## begin The data
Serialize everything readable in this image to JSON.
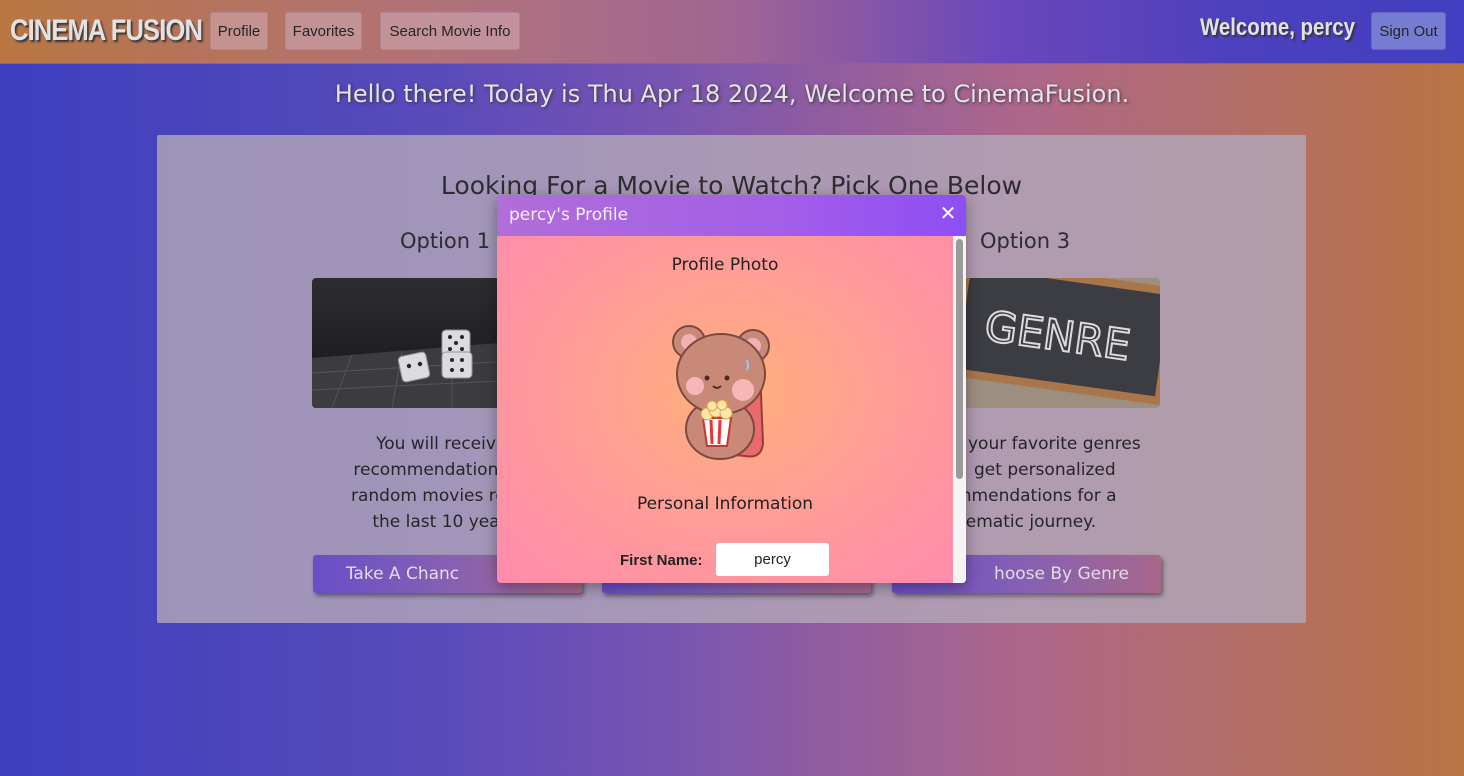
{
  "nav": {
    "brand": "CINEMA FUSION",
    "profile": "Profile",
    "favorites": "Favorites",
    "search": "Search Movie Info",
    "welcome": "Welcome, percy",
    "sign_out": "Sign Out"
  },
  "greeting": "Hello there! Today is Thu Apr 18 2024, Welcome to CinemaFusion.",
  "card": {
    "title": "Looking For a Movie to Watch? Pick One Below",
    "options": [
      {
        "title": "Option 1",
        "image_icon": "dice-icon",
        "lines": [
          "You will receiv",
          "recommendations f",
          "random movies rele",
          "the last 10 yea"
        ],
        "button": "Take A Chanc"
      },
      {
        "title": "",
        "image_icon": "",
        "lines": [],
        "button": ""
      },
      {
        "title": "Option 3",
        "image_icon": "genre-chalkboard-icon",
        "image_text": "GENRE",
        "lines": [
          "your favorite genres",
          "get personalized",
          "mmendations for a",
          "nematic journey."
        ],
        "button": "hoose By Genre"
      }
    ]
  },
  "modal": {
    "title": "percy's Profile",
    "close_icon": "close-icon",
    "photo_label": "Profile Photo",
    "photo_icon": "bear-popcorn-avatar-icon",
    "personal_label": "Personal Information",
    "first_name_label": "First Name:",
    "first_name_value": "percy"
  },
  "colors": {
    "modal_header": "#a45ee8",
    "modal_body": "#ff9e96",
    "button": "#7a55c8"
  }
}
## end The data
## begin The data
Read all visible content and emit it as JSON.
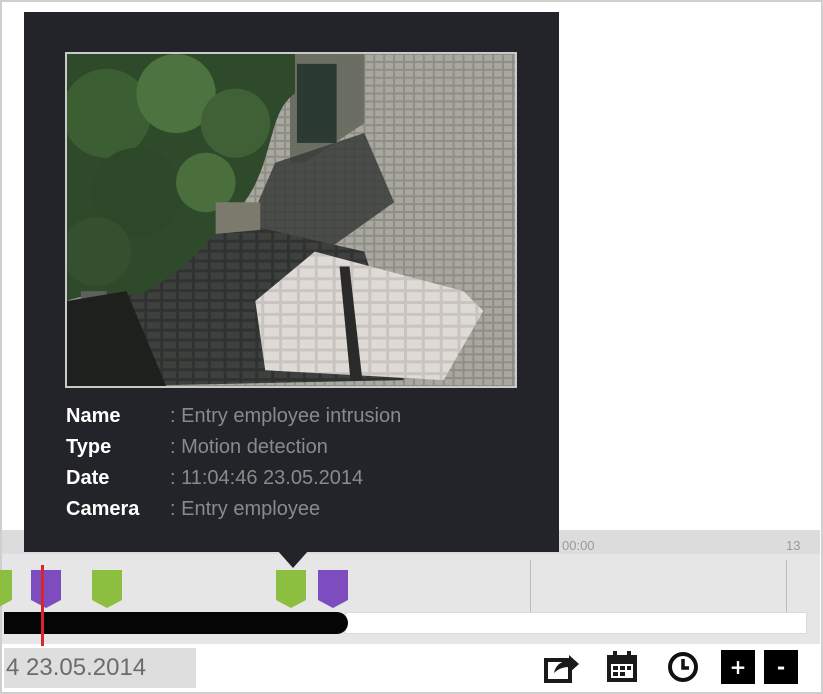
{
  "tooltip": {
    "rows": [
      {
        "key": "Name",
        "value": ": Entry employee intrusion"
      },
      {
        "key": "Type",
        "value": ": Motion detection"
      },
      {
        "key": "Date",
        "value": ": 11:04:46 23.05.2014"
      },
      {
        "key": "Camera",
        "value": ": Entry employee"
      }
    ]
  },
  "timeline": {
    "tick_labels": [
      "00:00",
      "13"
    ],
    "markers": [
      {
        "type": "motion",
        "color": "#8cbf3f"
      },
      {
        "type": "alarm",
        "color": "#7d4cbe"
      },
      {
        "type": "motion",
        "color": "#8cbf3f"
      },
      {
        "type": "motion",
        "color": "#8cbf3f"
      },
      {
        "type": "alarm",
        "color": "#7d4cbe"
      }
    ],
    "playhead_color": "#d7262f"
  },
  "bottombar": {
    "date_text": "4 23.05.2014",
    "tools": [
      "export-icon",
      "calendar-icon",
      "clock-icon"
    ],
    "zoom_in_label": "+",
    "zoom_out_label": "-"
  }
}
## end The data
### Problem to solve
Show each line of the data that contains the string "Entry".

### Output below
        "value": ": Entry employee intrusion"
        "value": ": Entry employee"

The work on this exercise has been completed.